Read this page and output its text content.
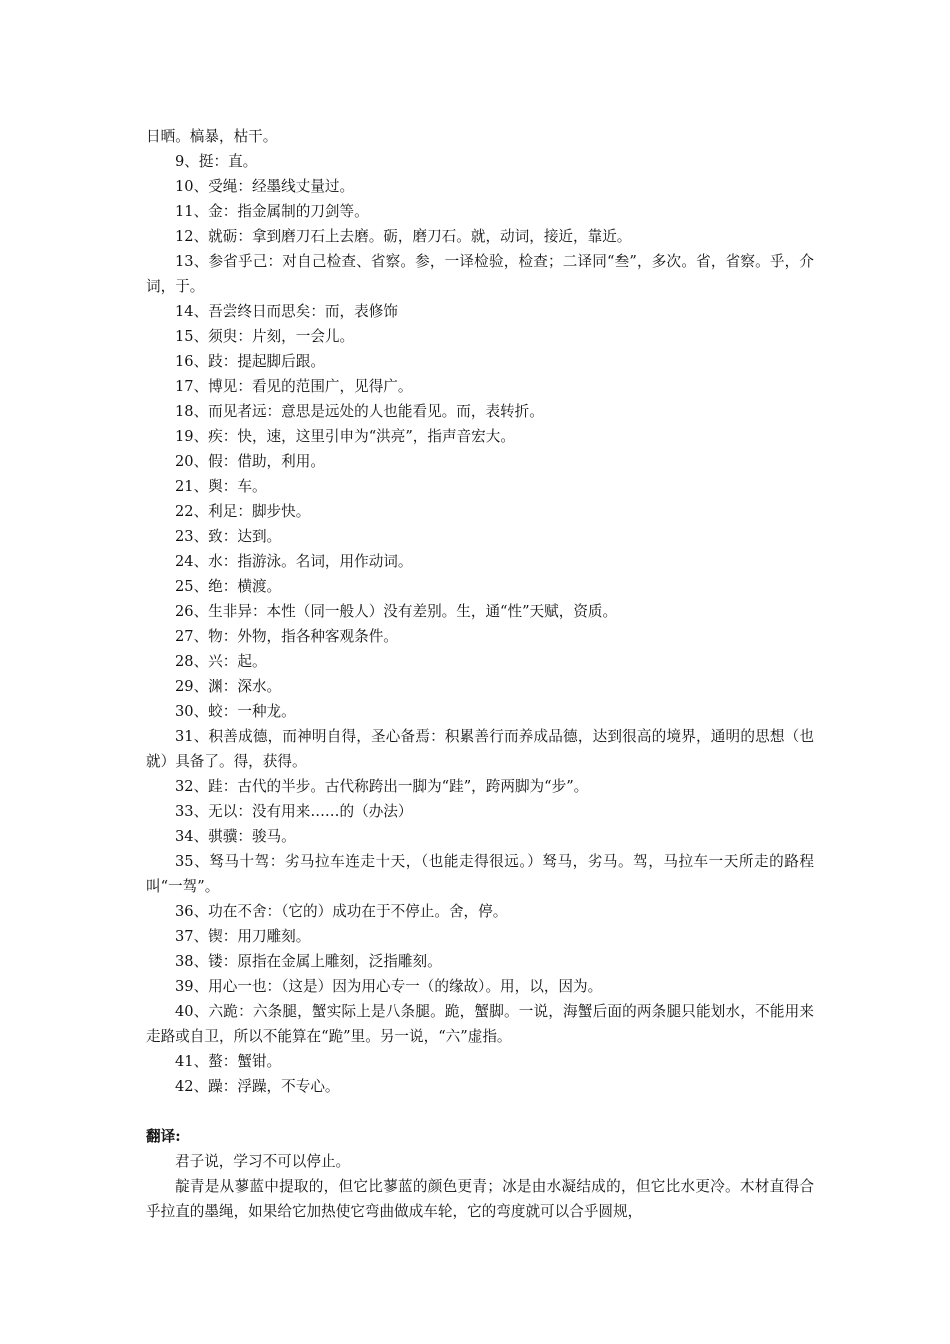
日晒。槁暴，枯干。

9、挺：直。

10、受绳：经墨线丈量过。

11、金：指金属制的刀剑等。

12、就砺：拿到磨刀石上去磨。砺，磨刀石。就，动词，接近，靠近。

13、参省乎己：对自己检查、省察。参，一译检验，检查；二译同“叁”，多次。省，省察。乎，介词，于。

14、吾尝终日而思矣：而，表修饰

15、须臾：片刻，一会儿。

16、跂：提起脚后跟。

17、博见：看见的范围广，见得广。

18、而见者远：意思是远处的人也能看见。而，表转折。

19、疾：快，速，这里引申为“洪亮”，指声音宏大。

20、假：借助，利用。

21、舆：车。

22、利足：脚步快。

23、致：达到。

24、水：指游泳。名词，用作动词。

25、绝：横渡。

26、生非异：本性（同一般人）没有差别。生，通“性”天赋，资质。

27、物：外物，指各种客观条件。

28、兴：起。

29、渊：深水。

30、蛟：一种龙。

31、积善成德，而神明自得，圣心备焉：积累善行而养成品德，达到很高的境界，通明的思想（也就）具备了。得，获得。

32、跬：古代的半步。古代称跨出一脚为“跬”，跨两脚为“步”。

33、无以：没有用来……的（办法）

34、骐骥：骏马。

35、驽马十驾：劣马拉车连走十天，（也能走得很远。）驽马，劣马。驾，马拉车一天所走的路程叫“一驾”。

36、功在不舍：（它的）成功在于不停止。舍，停。

37、锲：用刀雕刻。

38、镂：原指在金属上雕刻，泛指雕刻。

39、用心一也：（这是）因为用心专一（的缘故）。用，以，因为。

40、六跪：六条腿，蟹实际上是八条腿。跪，蟹脚。一说，海蟹后面的两条腿只能划水，不能用来走路或自卫，所以不能算在“跪”里。另一说，“六”虚指。

41、螯：蟹钳。

42、躁：浮躁，不专心。

翻译:

君子说，学习不可以停止。

靛青是从蓼蓝中提取的，但它比蓼蓝的颜色更青；冰是由水凝结成的，但它比水更冷。木材直得合乎拉直的墨绳，如果给它加热使它弯曲做成车轮，它的弯度就可以合乎圆规，
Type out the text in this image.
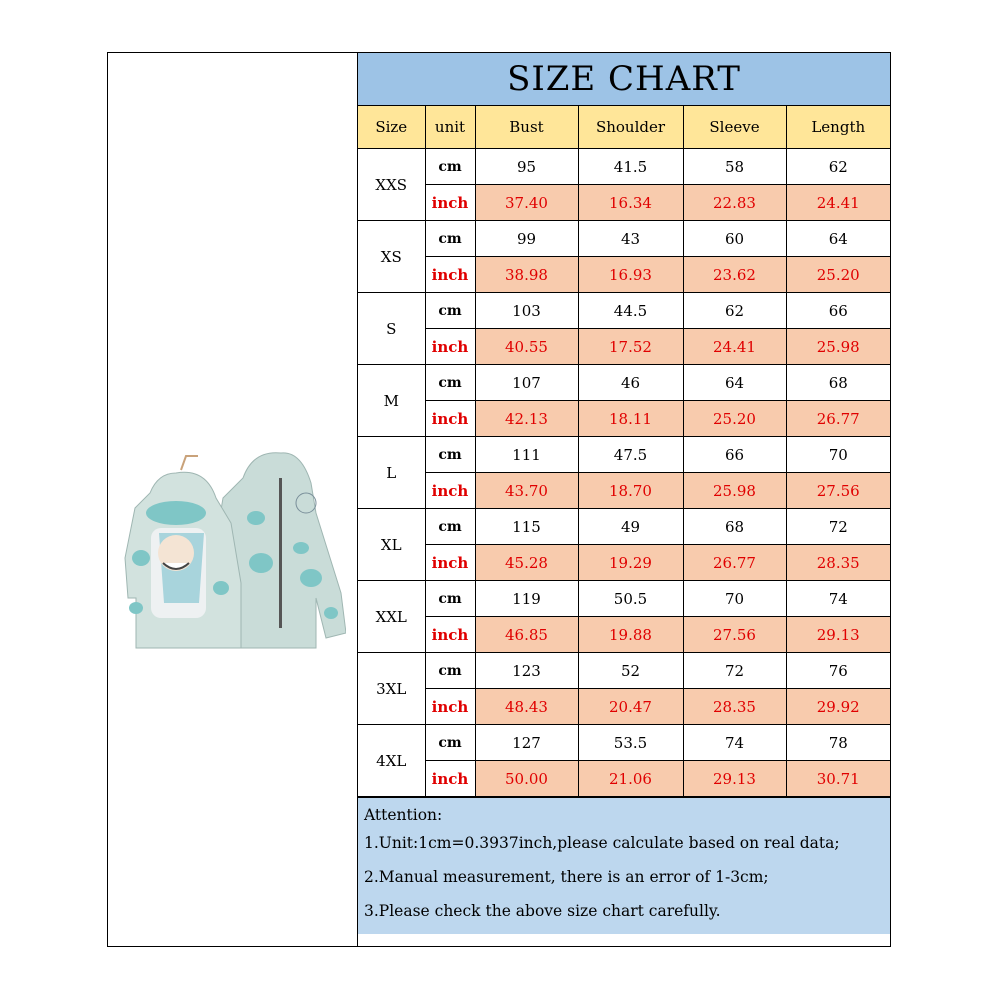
SIZE CHART
Size	unit	Bust	Shoulder	Sleeve	Length
XXS	cm	95	41.5	58	62
	inch	37.40	16.34	22.83	24.41
XS	cm	99	43	60	64
	inch	38.98	16.93	23.62	25.20
S	cm	103	44.5	62	66
	inch	40.55	17.52	24.41	25.98
M	cm	107	46	64	68
	inch	42.13	18.11	25.20	26.77
L	cm	111	47.5	66	70
	inch	43.70	18.70	25.98	27.56
XL	cm	115	49	68	72
	inch	45.28	19.29	26.77	28.35
XXL	cm	119	50.5	70	74
	inch	46.85	19.88	27.56	29.13
3XL	cm	123	52	72	76
	inch	48.43	20.47	28.35	29.92
4XL	cm	127	53.5	74	78
	inch	50.00	21.06	29.13	30.71
Attention:
1.Unit:1cm=0.3937inch,please calculate based on real data;
2.Manual measurement, there is an error of 1-3cm;
3.Please check the above size chart carefully.
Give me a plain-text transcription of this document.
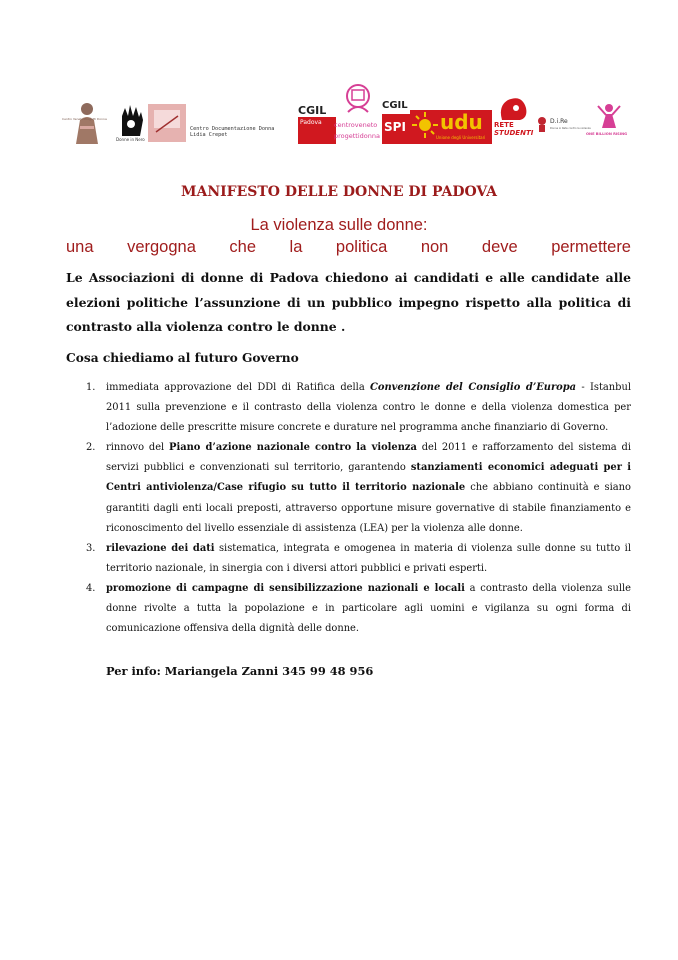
Centro Veneto Progetti Donna
Donne in Nero
Centro Documentazione Donna
Lidia Crepet
CGIL
Padova	centroveneto
progettidonna
CGIL
SPI udu
Unione degli Universitari
RETE
STUDENTI
D.i.Re
Donne in Rete contro la violenza
ONE BILLION RISING
MANIFESTO DELLE DONNE DI PADOVA
La violenza sulle donne:
una vergogna che la politica non deve permettere
Le Associazioni di donne di Padova chiedono ai candidati e alle candidate alle elezioni politiche l’assunzione di un pubblico impegno rispetto alla politica di contrasto alla violenza contro le donne .
Cosa chiediamo al futuro Governo
1. immediata approvazione del DDl di Ratifica della Convenzione del Consiglio d’Europa - Istanbul 2011 sulla prevenzione e il contrasto della violenza contro le donne e della violenza domestica per l’adozione delle prescritte misure concrete e durature nel programma anche finanziario di Governo.
2. rinnovo del Piano d’azione nazionale contro la violenza del 2011 e rafforzamento del sistema di servizi pubblici e convenzionati sul territorio, garantendo stanziamenti economici adeguati per i Centri antiviolenza/Case rifugio su tutto il territorio nazionale che abbiano continuità e siano garantiti dagli enti locali preposti, attraverso opportune misure governative di stabile finanziamento e riconoscimento del livello essenziale di assistenza (LEA) per la violenza alle donne.
3. rilevazione dei dati sistematica, integrata e omogenea in materia di violenza sulle donne su tutto il territorio nazionale, in sinergia con i diversi attori pubblici e privati esperti.
4. promozione di campagne di sensibilizzazione nazionali e locali a contrasto della violenza sulle donne rivolte a tutta la popolazione e in particolare agli uomini e vigilanza su ogni forma di comunicazione offensiva della dignità delle donne.
Per info: Mariangela Zanni 345 99 48 956
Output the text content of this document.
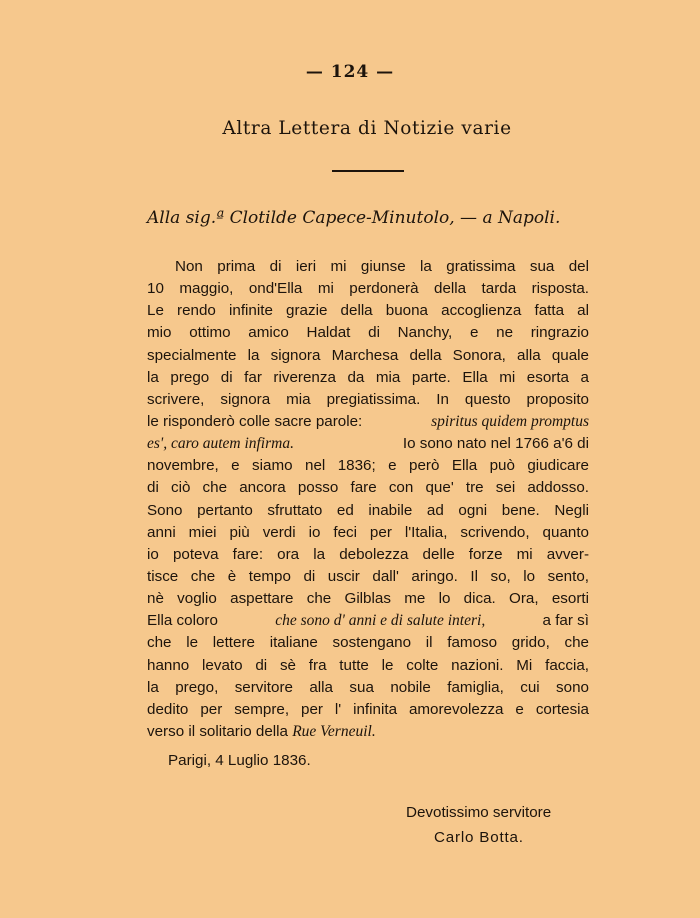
— 124 —
Altra Lettera di Notizie varie
Alla sig.ª Clotilde Capece-Minutolo, — a Napoli.
Non prima di ieri mi giunse la gratissima sua del
10 maggio, ond'Ella mi perdonerà della tarda risposta.
Le rendo infinite grazie della buona accoglienza fatta al
mio ottimo amico Haldat di Nanchy, e ne ringrazio
specialmente la signora Marchesa della Sonora, alla quale
la prego di far riverenza da mia parte. Ella mi esorta a
scrivere, signora mia pregiatissima. In questo proposito
le risponderò colle sacre parole:	spiritus quidem promptus
es', caro autem infirma.	Io sono nato nel 1766 a'6 di
novembre, e siamo nel 1836; e però Ella può giudicare
di ciò che ancora posso fare con que' tre sei addosso.
Sono pertanto sfruttato ed inabile ad ogni bene. Negli
anni miei più verdi io feci per l'Italia, scrivendo, quanto
io poteva fare: ora la debolezza delle forze mi avver-
tisce che è tempo di uscir dall' aringo. Il so, lo sento,
nè voglio aspettare che Gilblas me lo dica. Ora, esorti
Ella coloro	che sono d' anni e di salute interi,	a far sì
che le lettere italiane sostengano il famoso grido, che
hanno levato di sè fra tutte le colte nazioni. Mi faccia,
la prego, servitore alla sua nobile famiglia, cui sono
dedito per sempre, per l' infinita amorevolezza e cortesia
verso il solitario della Rue Verneuil.
Parigi, 4 Luglio 1836.
Devotissimo servitore
Carlo Botta.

☆ ☆ ☆ ☆ ☆

From the entries above, copy every line where the word "fare" shows up.

di ciò che ancora posso fare con que' tre sei addosso.
io poteva fare: ora la debolezza delle forze mi avver-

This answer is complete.